[begin PROVIDED INFORMATION]

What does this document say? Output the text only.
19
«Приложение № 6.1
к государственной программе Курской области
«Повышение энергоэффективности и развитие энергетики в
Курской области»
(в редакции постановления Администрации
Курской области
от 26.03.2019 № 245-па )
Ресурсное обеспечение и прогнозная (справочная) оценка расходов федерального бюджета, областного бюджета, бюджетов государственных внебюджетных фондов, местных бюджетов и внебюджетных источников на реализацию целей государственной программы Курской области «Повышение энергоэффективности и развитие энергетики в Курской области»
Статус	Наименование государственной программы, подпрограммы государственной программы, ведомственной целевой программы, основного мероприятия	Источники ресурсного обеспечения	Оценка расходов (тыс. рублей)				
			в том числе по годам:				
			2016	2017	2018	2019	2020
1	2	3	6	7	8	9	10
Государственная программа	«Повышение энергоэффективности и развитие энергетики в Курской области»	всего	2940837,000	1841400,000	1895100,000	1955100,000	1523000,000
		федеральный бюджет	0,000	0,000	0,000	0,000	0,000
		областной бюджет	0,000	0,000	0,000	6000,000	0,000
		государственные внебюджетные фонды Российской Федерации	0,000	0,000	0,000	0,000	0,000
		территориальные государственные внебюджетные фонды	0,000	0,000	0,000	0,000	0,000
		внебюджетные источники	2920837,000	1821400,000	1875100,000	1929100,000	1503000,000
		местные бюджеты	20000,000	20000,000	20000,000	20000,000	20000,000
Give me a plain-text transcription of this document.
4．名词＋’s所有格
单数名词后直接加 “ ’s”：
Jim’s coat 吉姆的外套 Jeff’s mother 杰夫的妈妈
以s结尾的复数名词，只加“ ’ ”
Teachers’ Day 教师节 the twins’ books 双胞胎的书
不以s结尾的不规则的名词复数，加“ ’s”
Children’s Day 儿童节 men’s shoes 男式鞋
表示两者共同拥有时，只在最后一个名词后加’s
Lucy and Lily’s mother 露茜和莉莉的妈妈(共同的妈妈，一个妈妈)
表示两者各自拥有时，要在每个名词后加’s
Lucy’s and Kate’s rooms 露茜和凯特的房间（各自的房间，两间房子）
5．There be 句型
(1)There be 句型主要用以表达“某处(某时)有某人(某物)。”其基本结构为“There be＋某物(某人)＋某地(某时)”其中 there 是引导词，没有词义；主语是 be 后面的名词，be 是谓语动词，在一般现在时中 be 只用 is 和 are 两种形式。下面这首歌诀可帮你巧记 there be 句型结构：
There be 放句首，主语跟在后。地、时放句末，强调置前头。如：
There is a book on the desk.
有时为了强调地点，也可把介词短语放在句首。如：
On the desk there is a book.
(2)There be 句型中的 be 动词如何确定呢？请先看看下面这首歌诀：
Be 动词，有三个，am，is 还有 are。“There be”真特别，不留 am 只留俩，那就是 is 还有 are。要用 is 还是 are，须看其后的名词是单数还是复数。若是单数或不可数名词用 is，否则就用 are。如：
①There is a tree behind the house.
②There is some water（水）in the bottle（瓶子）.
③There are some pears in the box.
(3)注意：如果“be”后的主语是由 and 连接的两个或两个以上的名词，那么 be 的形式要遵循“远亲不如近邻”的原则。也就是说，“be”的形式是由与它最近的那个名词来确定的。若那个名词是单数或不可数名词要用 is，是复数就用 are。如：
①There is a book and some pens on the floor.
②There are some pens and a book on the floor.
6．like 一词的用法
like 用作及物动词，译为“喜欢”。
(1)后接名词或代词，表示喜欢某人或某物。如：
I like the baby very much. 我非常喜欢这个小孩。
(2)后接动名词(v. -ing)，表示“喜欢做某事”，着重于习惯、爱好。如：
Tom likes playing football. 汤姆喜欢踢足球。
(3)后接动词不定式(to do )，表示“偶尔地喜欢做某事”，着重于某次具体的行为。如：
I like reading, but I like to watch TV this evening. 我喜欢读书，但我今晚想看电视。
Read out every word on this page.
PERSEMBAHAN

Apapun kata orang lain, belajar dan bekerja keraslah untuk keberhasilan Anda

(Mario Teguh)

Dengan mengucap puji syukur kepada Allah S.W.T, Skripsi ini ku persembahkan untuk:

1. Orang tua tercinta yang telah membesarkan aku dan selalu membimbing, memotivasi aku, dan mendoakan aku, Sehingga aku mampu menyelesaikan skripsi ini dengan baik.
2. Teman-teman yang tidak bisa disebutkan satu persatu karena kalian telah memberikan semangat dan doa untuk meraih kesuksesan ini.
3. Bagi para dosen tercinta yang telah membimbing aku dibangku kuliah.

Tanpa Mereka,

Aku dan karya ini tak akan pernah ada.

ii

[end PROVIDED INFORMATION]

Copy out the lines in which the string "pens" appears.

THE COMPLETED TASK:
①There is a book and some pens on the floor.
②There are some pens and a book on the floor.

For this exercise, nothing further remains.